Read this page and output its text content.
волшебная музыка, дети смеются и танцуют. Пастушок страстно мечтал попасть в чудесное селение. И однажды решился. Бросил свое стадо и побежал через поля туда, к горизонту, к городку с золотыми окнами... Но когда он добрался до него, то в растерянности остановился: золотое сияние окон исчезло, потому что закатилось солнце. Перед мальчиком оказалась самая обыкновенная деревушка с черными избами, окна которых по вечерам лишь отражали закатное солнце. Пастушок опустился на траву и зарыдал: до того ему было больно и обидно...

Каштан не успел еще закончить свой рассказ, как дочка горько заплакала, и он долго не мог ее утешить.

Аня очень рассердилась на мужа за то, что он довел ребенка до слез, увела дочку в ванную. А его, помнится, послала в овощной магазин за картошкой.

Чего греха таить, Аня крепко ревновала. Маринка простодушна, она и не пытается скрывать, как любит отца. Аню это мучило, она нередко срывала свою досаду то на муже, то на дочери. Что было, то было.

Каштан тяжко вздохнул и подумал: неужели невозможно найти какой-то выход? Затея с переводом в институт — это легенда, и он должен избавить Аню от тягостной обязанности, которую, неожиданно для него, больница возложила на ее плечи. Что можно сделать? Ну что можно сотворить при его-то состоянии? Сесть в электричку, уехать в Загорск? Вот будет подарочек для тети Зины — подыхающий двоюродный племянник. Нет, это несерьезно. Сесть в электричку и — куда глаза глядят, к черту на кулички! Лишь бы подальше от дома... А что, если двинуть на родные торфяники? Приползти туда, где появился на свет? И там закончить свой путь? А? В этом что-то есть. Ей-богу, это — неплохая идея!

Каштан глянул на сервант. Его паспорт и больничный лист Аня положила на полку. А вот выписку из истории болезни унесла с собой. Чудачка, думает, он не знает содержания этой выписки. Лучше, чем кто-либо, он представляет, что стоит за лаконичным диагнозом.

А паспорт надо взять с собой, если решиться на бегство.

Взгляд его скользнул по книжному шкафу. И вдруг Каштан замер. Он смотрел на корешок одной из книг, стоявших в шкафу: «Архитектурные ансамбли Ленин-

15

##########

Across the entries above, how many lines contain "него"? Provide only the count.

▸ **Expected answer**: 2